TASK INSTRUCTIONS: Each record below must be returned exactly as shown.
─── MATERIALS PROVIDED ───
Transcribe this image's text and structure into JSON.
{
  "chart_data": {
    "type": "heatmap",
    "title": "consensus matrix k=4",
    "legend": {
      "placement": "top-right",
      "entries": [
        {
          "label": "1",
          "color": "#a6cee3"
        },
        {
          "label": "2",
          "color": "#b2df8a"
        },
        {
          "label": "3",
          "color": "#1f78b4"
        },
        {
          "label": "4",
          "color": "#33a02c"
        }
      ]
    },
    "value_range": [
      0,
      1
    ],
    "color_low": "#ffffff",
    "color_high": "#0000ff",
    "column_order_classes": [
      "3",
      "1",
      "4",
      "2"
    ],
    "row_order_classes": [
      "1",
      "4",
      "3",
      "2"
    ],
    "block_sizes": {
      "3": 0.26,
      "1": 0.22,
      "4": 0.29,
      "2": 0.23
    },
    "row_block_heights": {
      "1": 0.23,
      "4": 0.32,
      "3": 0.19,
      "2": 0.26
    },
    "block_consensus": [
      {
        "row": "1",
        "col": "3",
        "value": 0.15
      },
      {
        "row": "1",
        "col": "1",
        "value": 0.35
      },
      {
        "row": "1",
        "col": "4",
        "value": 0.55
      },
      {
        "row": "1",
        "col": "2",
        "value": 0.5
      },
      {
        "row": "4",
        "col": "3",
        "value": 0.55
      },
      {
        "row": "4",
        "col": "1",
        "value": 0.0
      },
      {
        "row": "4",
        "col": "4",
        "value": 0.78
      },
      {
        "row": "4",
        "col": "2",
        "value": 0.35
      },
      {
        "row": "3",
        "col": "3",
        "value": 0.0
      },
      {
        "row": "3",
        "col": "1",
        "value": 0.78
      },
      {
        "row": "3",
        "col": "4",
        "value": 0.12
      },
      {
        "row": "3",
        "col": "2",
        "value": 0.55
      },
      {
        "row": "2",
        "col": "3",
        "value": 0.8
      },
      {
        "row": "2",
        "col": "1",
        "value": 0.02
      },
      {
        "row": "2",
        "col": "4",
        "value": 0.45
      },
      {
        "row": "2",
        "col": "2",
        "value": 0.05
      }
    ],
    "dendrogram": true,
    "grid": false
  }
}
───
TASK RESULT:
Transcribe this image's text and structure into JSON.
{
  "chart_data": {
    "type": "heatmap",
    "title": "consensus matrix k=4",
    "legend": {
      "placement": "top-right",
      "entries": [
        {
          "label": "1",
          "color": "#a6cee3"
        },
        {
          "label": "2",
          "color": "#b2df8a"
        },
        {
          "label": "3",
          "color": "#1f78b4"
        },
        {
          "label": "4",
          "color": "#33a02c"
        }
      ]
    },
    "value_range": [
      0,
      1
    ],
    "color_low": "#ffffff",
    "color_high": "#0000ff",
    "column_order_classes": [
      "3",
      "1",
      "4",
      "2"
    ],
    "row_order_classes": [
      "1",
      "4",
      "3",
      "2"
    ],
    "block_sizes": {
      "3": 0.26,
      "1": 0.22,
      "4": 0.29,
      "2": 0.23
    },
    "row_block_heights": {
      "1": 0.23,
      "4": 0.32,
      "3": 0.19,
      "2": 0.26
    },
    "block_consensus": [
      {
        "row": "1",
        "col": "3",
        "value": 0.15
      },
      {
        "row": "1",
        "col": "1",
        "value": 0.35
      },
      {
        "row": "1",
        "col": "4",
        "value": 0.55
      },
      {
        "row": "1",
        "col": "2",
        "value": 0.5
      },
      {
        "row": "4",
        "col": "3",
        "value": 0.55
      },
      {
        "row": "4",
        "col": "1",
        "value": 0.0
      },
      {
        "row": "4",
        "col": "4",
        "value": 0.78
      },
      {
        "row": "4",
        "col": "2",
        "value": 0.35
      },
      {
        "row": "3",
        "col": "3",
        "value": 0.0
      },
      {
        "row": "3",
        "col": "1",
        "value": 0.78
      },
      {
        "row": "3",
        "col": "4",
        "value": 0.12
      },
      {
        "row": "3",
        "col": "2",
        "value": 0.55
      },
      {
        "row": "2",
        "col": "3",
        "value": 0.8
      },
      {
        "row": "2",
        "col": "1",
        "value": 0.02
      },
      {
        "row": "2",
        "col": "4",
        "value": 0.45
      },
      {
        "row": "2",
        "col": "2",
        "value": 0.05
      }
    ],
    "dendrogram": true,
    "grid": false
  }
}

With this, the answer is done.